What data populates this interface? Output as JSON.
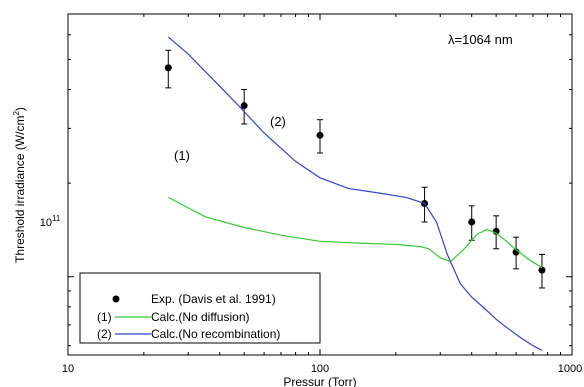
{
  "chart_data": {
    "type": "scatter",
    "xlabel": "Pressur (Torr)",
    "ylabel": "Threshold irradiance (W/cm",
    "ylabel_sup": "2",
    "ylabel_end": ")",
    "xscale": "log",
    "yscale": "log",
    "xlim": [
      10,
      1000
    ],
    "ylim": [
      56000000000.0,
      700000000000.0
    ],
    "x_ticks": [
      {
        "v": 10,
        "label": "10"
      },
      {
        "v": 100,
        "label": "100"
      },
      {
        "v": 1000,
        "label": "1000"
      }
    ],
    "y_ticks": [
      {
        "v": 100000000000.0,
        "base": "10",
        "exp": "11"
      }
    ],
    "grid": false,
    "annotation": "λ=1064 nm",
    "legend_position": "bottom-left",
    "series": [
      {
        "name": "Exp. (Davis et al. 1991)",
        "kind": "points",
        "color": "#000000",
        "x": [
          25,
          50,
          100,
          260,
          400,
          500,
          600,
          760
        ],
        "y": [
          470000000000.0,
          355000000000.0,
          285000000000.0,
          172000000000.0,
          150000000000.0,
          140000000000.0,
          120000000000.0,
          105000000000.0
        ],
        "err": [
          65000000000.0,
          45000000000.0,
          35000000000.0,
          22000000000.0,
          19000000000.0,
          17000000000.0,
          14000000000.0,
          13000000000.0
        ]
      },
      {
        "name": "Calc.(No diffusion)",
        "label": "(1)",
        "kind": "line",
        "color": "#33cc33",
        "x": [
          25,
          35,
          50,
          70,
          100,
          150,
          200,
          250,
          270,
          300,
          330,
          370,
          420,
          460,
          500,
          550,
          600,
          680,
          760
        ],
        "y": [
          180000000000.0,
          156000000000.0,
          144000000000.0,
          136000000000.0,
          130000000000.0,
          128000000000.0,
          127000000000.0,
          125000000000.0,
          123000000000.0,
          115000000000.0,
          112000000000.0,
          122000000000.0,
          137000000000.0,
          142000000000.0,
          138000000000.0,
          130000000000.0,
          122000000000.0,
          113000000000.0,
          107000000000.0
        ]
      },
      {
        "name": "Calc.(No recombination)",
        "label": "(2)",
        "kind": "line",
        "color": "#3344cc",
        "x": [
          25,
          30,
          40,
          50,
          60,
          80,
          100,
          130,
          170,
          220,
          260,
          290,
          320,
          360,
          400,
          450,
          500,
          560,
          620,
          700,
          760
        ],
        "y": [
          590000000000.0,
          520000000000.0,
          410000000000.0,
          340000000000.0,
          290000000000.0,
          235000000000.0,
          208000000000.0,
          192000000000.0,
          186000000000.0,
          180000000000.0,
          172000000000.0,
          150000000000.0,
          118000000000.0,
          95000000000.0,
          86000000000.0,
          79000000000.0,
          73000000000.0,
          68000000000.0,
          64000000000.0,
          60000000000.0,
          58000000000.0
        ]
      }
    ]
  }
}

++++++

--- Instructions for the task ---
Each record above should come back exactly the same, only without its pictures.

--- Task result ---
What data populates this interface? Output as JSON.
{
  "chart_data": {
    "type": "scatter",
    "xlabel": "Pressur (Torr)",
    "ylabel": "Threshold irradiance (W/cm",
    "ylabel_sup": "2",
    "ylabel_end": ")",
    "xscale": "log",
    "yscale": "log",
    "xlim": [
      10,
      1000
    ],
    "ylim": [
      56000000000.0,
      700000000000.0
    ],
    "x_ticks": [
      {
        "v": 10,
        "label": "10"
      },
      {
        "v": 100,
        "label": "100"
      },
      {
        "v": 1000,
        "label": "1000"
      }
    ],
    "y_ticks": [
      {
        "v": 100000000000.0,
        "base": "10",
        "exp": "11"
      }
    ],
    "grid": false,
    "annotation": "λ=1064 nm",
    "legend_position": "bottom-left",
    "series": [
      {
        "name": "Exp. (Davis et al. 1991)",
        "kind": "points",
        "color": "#000000",
        "x": [
          25,
          50,
          100,
          260,
          400,
          500,
          600,
          760
        ],
        "y": [
          470000000000.0,
          355000000000.0,
          285000000000.0,
          172000000000.0,
          150000000000.0,
          140000000000.0,
          120000000000.0,
          105000000000.0
        ],
        "err": [
          65000000000.0,
          45000000000.0,
          35000000000.0,
          22000000000.0,
          19000000000.0,
          17000000000.0,
          14000000000.0,
          13000000000.0
        ]
      },
      {
        "name": "Calc.(No diffusion)",
        "label": "(1)",
        "kind": "line",
        "color": "#33cc33",
        "x": [
          25,
          35,
          50,
          70,
          100,
          150,
          200,
          250,
          270,
          300,
          330,
          370,
          420,
          460,
          500,
          550,
          600,
          680,
          760
        ],
        "y": [
          180000000000.0,
          156000000000.0,
          144000000000.0,
          136000000000.0,
          130000000000.0,
          128000000000.0,
          127000000000.0,
          125000000000.0,
          123000000000.0,
          115000000000.0,
          112000000000.0,
          122000000000.0,
          137000000000.0,
          142000000000.0,
          138000000000.0,
          130000000000.0,
          122000000000.0,
          113000000000.0,
          107000000000.0
        ]
      },
      {
        "name": "Calc.(No recombination)",
        "label": "(2)",
        "kind": "line",
        "color": "#3344cc",
        "x": [
          25,
          30,
          40,
          50,
          60,
          80,
          100,
          130,
          170,
          220,
          260,
          290,
          320,
          360,
          400,
          450,
          500,
          560,
          620,
          700,
          760
        ],
        "y": [
          590000000000.0,
          520000000000.0,
          410000000000.0,
          340000000000.0,
          290000000000.0,
          235000000000.0,
          208000000000.0,
          192000000000.0,
          186000000000.0,
          180000000000.0,
          172000000000.0,
          150000000000.0,
          118000000000.0,
          95000000000.0,
          86000000000.0,
          79000000000.0,
          73000000000.0,
          68000000000.0,
          64000000000.0,
          60000000000.0,
          58000000000.0
        ]
      }
    ]
  }
}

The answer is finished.